• [Exercise material]
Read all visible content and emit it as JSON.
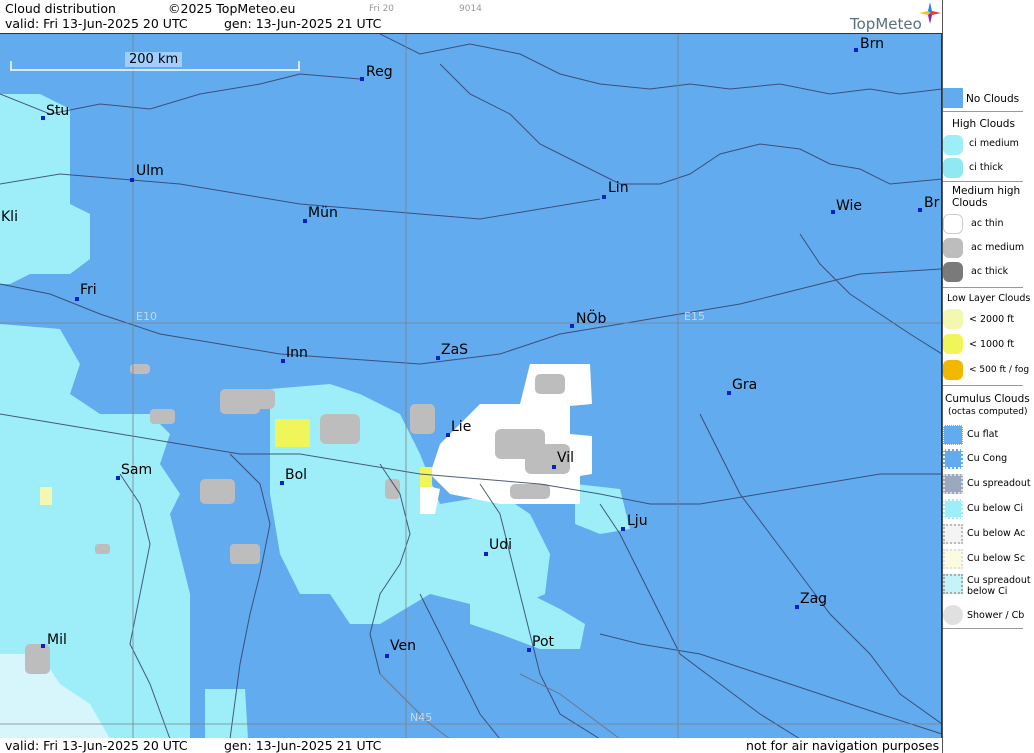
{
  "header": {
    "title": "Cloud distribution",
    "copyright": "©2025 TopMeteo.eu",
    "tab_label": "Fri 20",
    "code": "9014",
    "valid": "valid:  Fri  13-Jun-2025  20 UTC",
    "gen": "gen: 13-Jun-2025 21 UTC",
    "logo": "TopMeteo"
  },
  "footer": {
    "valid": "valid:  Fri  13-Jun-2025  20 UTC",
    "gen": "gen: 13-Jun-2025 21 UTC",
    "disclaimer": "not for air navigation purposes"
  },
  "map": {
    "scale_label": "200 km",
    "grid_labels": {
      "e10": "E10",
      "e15": "E15",
      "n45": "N45"
    },
    "cities": [
      {
        "name": "Brn"
      },
      {
        "name": "Reg"
      },
      {
        "name": "Stu"
      },
      {
        "name": "Ulm"
      },
      {
        "name": "Lin"
      },
      {
        "name": "Wie"
      },
      {
        "name": "Br"
      },
      {
        "name": "Kli"
      },
      {
        "name": "Mün"
      },
      {
        "name": "Fri"
      },
      {
        "name": "NÖb"
      },
      {
        "name": "Inn"
      },
      {
        "name": "ZaS"
      },
      {
        "name": "Gra"
      },
      {
        "name": "Lie"
      },
      {
        "name": "Sam"
      },
      {
        "name": "Bol"
      },
      {
        "name": "Vil"
      },
      {
        "name": "Lju"
      },
      {
        "name": "Udi"
      },
      {
        "name": "Zag"
      },
      {
        "name": "Mil"
      },
      {
        "name": "Ven"
      },
      {
        "name": "Pot"
      }
    ]
  },
  "legend": {
    "no_clouds": "No Clouds",
    "high_clouds": "High Clouds",
    "ci_medium": "ci medium",
    "ci_thick": "ci thick",
    "medium_high": "Medium high Clouds",
    "ac_thin": "ac thin",
    "ac_medium": "ac medium",
    "ac_thick": "ac thick",
    "low_layer": "Low Layer Clouds",
    "lt2000": "< 2000 ft",
    "lt1000": "< 1000 ft",
    "lt500": "< 500 ft / fog",
    "cumulus": "Cumulus Clouds",
    "octas": "(octas computed)",
    "cu_flat": "Cu flat",
    "cu_cong": "Cu Cong",
    "cu_spreadout": "Cu spreadout",
    "cu_below_ci": "Cu below Ci",
    "cu_below_ac": "Cu below Ac",
    "cu_below_sc": "Cu below Sc",
    "cu_spreadout_below_ci": "Cu spreadout below Ci",
    "shower_cb": "Shower / Cb"
  },
  "colors": {
    "no_clouds": "#62abee",
    "ci_medium": "#9eeefa",
    "ci_thick": "#8fe9f2",
    "ac_thin": "#ffffff",
    "ac_medium": "#bdbdbd",
    "ac_thick": "#7a7a7a",
    "lt2000": "#f3f7b0",
    "lt1000": "#f0f55a",
    "lt500": "#f2b800"
  }
}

• [What the task requires] Tell how many lines above contain the word "spreadout". Give the number alone.

• [Output] 2